> [Data to process]:
- - - - - - -

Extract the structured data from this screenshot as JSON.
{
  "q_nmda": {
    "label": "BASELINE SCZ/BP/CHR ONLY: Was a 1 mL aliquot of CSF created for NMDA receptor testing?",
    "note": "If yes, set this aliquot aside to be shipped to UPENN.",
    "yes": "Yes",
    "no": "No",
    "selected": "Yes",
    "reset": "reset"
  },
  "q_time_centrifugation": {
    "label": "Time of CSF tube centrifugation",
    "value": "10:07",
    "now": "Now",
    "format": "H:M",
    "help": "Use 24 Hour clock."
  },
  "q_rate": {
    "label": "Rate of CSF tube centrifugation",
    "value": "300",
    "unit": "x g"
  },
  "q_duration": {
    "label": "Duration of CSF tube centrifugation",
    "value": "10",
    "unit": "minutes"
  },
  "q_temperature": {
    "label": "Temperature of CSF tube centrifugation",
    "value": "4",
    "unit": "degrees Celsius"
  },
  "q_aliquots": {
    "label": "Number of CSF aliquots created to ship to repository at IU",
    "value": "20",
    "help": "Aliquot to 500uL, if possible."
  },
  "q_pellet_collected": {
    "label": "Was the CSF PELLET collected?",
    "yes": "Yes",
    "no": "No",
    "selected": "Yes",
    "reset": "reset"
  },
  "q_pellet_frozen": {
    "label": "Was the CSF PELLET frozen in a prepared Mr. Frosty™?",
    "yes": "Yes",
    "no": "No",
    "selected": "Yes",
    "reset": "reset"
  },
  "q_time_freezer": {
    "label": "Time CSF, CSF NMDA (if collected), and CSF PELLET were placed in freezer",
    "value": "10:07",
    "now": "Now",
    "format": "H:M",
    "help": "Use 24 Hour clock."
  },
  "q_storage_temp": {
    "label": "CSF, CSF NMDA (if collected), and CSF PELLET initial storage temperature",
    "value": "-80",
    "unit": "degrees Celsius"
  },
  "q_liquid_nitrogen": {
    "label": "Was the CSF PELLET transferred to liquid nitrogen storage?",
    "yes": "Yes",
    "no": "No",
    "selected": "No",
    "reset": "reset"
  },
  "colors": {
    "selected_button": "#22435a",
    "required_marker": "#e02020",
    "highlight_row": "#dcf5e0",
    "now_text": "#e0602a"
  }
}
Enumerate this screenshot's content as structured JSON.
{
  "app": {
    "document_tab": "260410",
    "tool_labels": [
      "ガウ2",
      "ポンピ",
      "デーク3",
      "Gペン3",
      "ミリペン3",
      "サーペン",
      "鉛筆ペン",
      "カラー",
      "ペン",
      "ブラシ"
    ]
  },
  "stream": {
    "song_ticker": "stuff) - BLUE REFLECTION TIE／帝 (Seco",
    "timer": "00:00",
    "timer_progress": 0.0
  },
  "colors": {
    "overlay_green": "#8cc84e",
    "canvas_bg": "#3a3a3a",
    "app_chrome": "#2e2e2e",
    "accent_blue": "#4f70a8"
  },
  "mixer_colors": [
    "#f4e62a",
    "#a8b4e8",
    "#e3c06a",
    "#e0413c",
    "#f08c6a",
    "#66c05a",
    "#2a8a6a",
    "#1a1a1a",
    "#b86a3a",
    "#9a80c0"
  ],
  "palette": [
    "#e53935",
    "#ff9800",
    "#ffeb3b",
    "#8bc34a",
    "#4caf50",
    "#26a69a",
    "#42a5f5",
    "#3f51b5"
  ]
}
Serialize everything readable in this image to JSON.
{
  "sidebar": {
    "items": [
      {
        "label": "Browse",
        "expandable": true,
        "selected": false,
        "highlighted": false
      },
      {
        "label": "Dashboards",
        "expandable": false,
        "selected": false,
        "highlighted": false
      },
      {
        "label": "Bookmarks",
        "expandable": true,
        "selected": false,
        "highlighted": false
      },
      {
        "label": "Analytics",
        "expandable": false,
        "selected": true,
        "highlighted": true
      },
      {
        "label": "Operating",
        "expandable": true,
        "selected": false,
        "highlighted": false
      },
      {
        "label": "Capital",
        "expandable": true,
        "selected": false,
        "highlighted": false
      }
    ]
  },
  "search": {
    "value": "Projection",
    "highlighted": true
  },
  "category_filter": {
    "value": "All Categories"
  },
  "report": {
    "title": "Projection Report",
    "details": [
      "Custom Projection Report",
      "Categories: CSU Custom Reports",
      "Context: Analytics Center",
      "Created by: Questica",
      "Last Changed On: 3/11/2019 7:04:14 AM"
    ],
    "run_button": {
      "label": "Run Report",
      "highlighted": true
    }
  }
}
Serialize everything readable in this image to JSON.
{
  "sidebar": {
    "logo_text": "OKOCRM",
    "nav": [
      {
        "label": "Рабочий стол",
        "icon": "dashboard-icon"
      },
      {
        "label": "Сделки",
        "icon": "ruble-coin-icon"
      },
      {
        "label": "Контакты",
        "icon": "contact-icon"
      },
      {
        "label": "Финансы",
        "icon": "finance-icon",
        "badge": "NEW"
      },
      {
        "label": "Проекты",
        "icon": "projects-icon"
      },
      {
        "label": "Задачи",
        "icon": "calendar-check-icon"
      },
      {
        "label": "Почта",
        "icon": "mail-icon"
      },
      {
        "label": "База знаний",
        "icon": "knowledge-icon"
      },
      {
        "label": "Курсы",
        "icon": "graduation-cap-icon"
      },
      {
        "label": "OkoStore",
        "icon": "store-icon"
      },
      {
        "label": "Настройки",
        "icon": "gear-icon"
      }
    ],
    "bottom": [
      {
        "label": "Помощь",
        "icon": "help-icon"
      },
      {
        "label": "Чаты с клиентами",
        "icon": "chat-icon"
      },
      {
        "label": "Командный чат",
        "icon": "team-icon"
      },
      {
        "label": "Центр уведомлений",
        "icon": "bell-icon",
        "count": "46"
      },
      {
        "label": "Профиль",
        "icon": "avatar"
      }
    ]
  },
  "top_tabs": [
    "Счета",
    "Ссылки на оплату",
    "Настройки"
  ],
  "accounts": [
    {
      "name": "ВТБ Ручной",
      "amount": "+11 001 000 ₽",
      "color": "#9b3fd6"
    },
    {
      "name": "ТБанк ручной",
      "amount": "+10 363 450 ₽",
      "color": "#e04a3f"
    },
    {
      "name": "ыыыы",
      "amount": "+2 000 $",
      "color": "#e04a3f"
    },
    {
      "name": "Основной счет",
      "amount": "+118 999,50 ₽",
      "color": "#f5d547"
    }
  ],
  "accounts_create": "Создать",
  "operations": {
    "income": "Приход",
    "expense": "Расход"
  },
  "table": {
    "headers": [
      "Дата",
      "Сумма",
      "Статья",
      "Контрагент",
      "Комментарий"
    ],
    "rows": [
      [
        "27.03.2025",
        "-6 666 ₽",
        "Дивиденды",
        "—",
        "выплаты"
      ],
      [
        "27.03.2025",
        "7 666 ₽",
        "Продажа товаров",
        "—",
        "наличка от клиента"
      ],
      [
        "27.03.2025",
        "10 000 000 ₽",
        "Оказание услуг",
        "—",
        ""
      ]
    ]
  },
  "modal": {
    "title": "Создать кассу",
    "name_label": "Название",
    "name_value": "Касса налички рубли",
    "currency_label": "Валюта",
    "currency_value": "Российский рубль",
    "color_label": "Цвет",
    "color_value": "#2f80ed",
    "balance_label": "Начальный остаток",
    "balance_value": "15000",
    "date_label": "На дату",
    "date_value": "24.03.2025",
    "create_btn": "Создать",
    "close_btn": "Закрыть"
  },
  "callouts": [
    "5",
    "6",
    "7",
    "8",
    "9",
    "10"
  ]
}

- - - - - - -

Extract each line from the listing above, please, and repeat it exactly.

Extract the structured data from this screenshot as JSON.
{
  "q_nmda": {
    "label": "BASELINE SCZ/BP/CHR ONLY: Was a 1 mL aliquot of CSF created for NMDA receptor testing?",
    "note": "If yes, set this aliquot aside to be shipped to UPENN.",
    "yes": "Yes",
    "no": "No",
    "selected": "Yes",
    "reset": "reset"
  },
  "q_time_centrifugation": {
    "label": "Time of CSF tube centrifugation",
    "value": "10:07",
    "now": "Now",
    "format": "H:M",
    "help": "Use 24 Hour clock."
  },
  "q_rate": {
    "label": "Rate of CSF tube centrifugation",
    "value": "300",
    "unit": "x g"
  },
  "q_duration": {
    "label": "Duration of CSF tube centrifugation",
    "value": "10",
    "unit": "minutes"
  },
  "q_temperature": {
    "label": "Temperature of CSF tube centrifugation",
    "value": "4",
    "unit": "degrees Celsius"
  },
  "q_aliquots": {
    "label": "Number of CSF aliquots created to ship to repository at IU",
    "value": "20",
    "help": "Aliquot to 500uL, if possible."
  },
  "q_pellet_collected": {
    "label": "Was the CSF PELLET collected?",
    "yes": "Yes",
    "no": "No",
    "selected": "Yes",
    "reset": "reset"
  },
  "q_pellet_frozen": {
    "label": "Was the CSF PELLET frozen in a prepared Mr. Frosty™?",
    "yes": "Yes",
    "no": "No",
    "selected": "Yes",
    "reset": "reset"
  },
  "q_time_freezer": {
    "label": "Time CSF, CSF NMDA (if collected), and CSF PELLET were placed in freezer",
    "value": "10:07",
    "now": "Now",
    "format": "H:M",
    "help": "Use 24 Hour clock."
  },
  "q_storage_temp": {
    "label": "CSF, CSF NMDA (if collected), and CSF PELLET initial storage temperature",
    "value": "-80",
    "unit": "degrees Celsius"
  },
  "q_liquid_nitrogen": {
    "label": "Was the CSF PELLET transferred to liquid nitrogen storage?",
    "yes": "Yes",
    "no": "No",
    "selected": "No",
    "reset": "reset"
  },
  "colors": {
    "selected_button": "#22435a",
    "required_marker": "#e02020",
    "highlight_row": "#dcf5e0",
    "now_text": "#e0602a"
  }
}
Enumerate this screenshot's content as structured JSON.
{
  "app": {
    "document_tab": "260410",
    "tool_labels": [
      "ガウ2",
      "ポンピ",
      "デーク3",
      "Gペン3",
      "ミリペン3",
      "サーペン",
      "鉛筆ペン",
      "カラー",
      "ペン",
      "ブラシ"
    ]
  },
  "stream": {
    "song_ticker": "stuff) - BLUE REFLECTION TIE／帝 (Seco",
    "timer": "00:00",
    "timer_progress": 0.0
  },
  "colors": {
    "overlay_green": "#8cc84e",
    "canvas_bg": "#3a3a3a",
    "app_chrome": "#2e2e2e",
    "accent_blue": "#4f70a8"
  },
  "mixer_colors": [
    "#f4e62a",
    "#a8b4e8",
    "#e3c06a",
    "#e0413c",
    "#f08c6a",
    "#66c05a",
    "#2a8a6a",
    "#1a1a1a",
    "#b86a3a",
    "#9a80c0"
  ],
  "palette": [
    "#e53935",
    "#ff9800",
    "#ffeb3b",
    "#8bc34a",
    "#4caf50",
    "#26a69a",
    "#42a5f5",
    "#3f51b5"
  ]
}
Serialize everything readable in this image to JSON.
{
  "sidebar": {
    "items": [
      {
        "label": "Browse",
        "expandable": true,
        "selected": false,
        "highlighted": false
      },
      {
        "label": "Dashboards",
        "expandable": false,
        "selected": false,
        "highlighted": false
      },
      {
        "label": "Bookmarks",
        "expandable": true,
        "selected": false,
        "highlighted": false
      },
      {
        "label": "Analytics",
        "expandable": false,
        "selected": true,
        "highlighted": true
      },
      {
        "label": "Operating",
        "expandable": true,
        "selected": false,
        "highlighted": false
      },
      {
        "label": "Capital",
        "expandable": true,
        "selected": false,
        "highlighted": false
      }
    ]
  },
  "search": {
    "value": "Projection",
    "highlighted": true
  },
  "category_filter": {
    "value": "All Categories"
  },
  "report": {
    "title": "Projection Report",
    "details": [
      "Custom Projection Report",
      "Categories: CSU Custom Reports",
      "Context: Analytics Center",
      "Created by: Questica",
      "Last Changed On: 3/11/2019 7:04:14 AM"
    ],
    "run_button": {
      "label": "Run Report",
      "highlighted": true
    }
  }
}
Serialize everything readable in this image to JSON.
{
  "sidebar": {
    "logo_text": "OKOCRM",
    "nav": [
      {
        "label": "Рабочий стол",
        "icon": "dashboard-icon"
      },
      {
        "label": "Сделки",
        "icon": "ruble-coin-icon"
      },
      {
        "label": "Контакты",
        "icon": "contact-icon"
      },
      {
        "label": "Финансы",
        "icon": "finance-icon",
        "badge": "NEW"
      },
      {
        "label": "Проекты",
        "icon": "projects-icon"
      },
      {
        "label": "Задачи",
        "icon": "calendar-check-icon"
      },
      {
        "label": "Почта",
        "icon": "mail-icon"
      },
      {
        "label": "База знаний",
        "icon": "knowledge-icon"
      },
      {
        "label": "Курсы",
        "icon": "graduation-cap-icon"
      },
      {
        "label": "OkoStore",
        "icon": "store-icon"
      },
      {
        "label": "Настройки",
        "icon": "gear-icon"
      }
    ],
    "bottom": [
      {
        "label": "Помощь",
        "icon": "help-icon"
      },
      {
        "label": "Чаты с клиентами",
        "icon": "chat-icon"
      },
      {
        "label": "Командный чат",
        "icon": "team-icon"
      },
      {
        "label": "Центр уведомлений",
        "icon": "bell-icon",
        "count": "46"
      },
      {
        "label": "Профиль",
        "icon": "avatar"
      }
    ]
  },
  "top_tabs": [
    "Счета",
    "Ссылки на оплату",
    "Настройки"
  ],
  "accounts": [
    {
      "name": "ВТБ Ручной",
      "amount": "+11 001 000 ₽",
      "color": "#9b3fd6"
    },
    {
      "name": "ТБанк ручной",
      "amount": "+10 363 450 ₽",
      "color": "#e04a3f"
    },
    {
      "name": "ыыыы",
      "amount": "+2 000 $",
      "color": "#e04a3f"
    },
    {
      "name": "Основной счет",
      "amount": "+118 999,50 ₽",
      "color": "#f5d547"
    }
  ],
  "accounts_create": "Создать",
  "operations": {
    "income": "Приход",
    "expense": "Расход"
  },
  "table": {
    "headers": [
      "Дата",
      "Сумма",
      "Статья",
      "Контрагент",
      "Комментарий"
    ],
    "rows": [
      [
        "27.03.2025",
        "-6 666 ₽",
        "Дивиденды",
        "—",
        "выплаты"
      ],
      [
        "27.03.2025",
        "7 666 ₽",
        "Продажа товаров",
        "—",
        "наличка от клиента"
      ],
      [
        "27.03.2025",
        "10 000 000 ₽",
        "Оказание услуг",
        "—",
        ""
      ]
    ]
  },
  "modal": {
    "title": "Создать кассу",
    "name_label": "Название",
    "name_value": "Касса налички рубли",
    "currency_label": "Валюта",
    "currency_value": "Российский рубль",
    "color_label": "Цвет",
    "color_value": "#2f80ed",
    "balance_label": "Начальный остаток",
    "balance_value": "15000",
    "date_label": "На дату",
    "date_value": "24.03.2025",
    "create_btn": "Создать",
    "close_btn": "Закрыть"
  },
  "callouts": [
    "5",
    "6",
    "7",
    "8",
    "9",
    "10"
  ]
}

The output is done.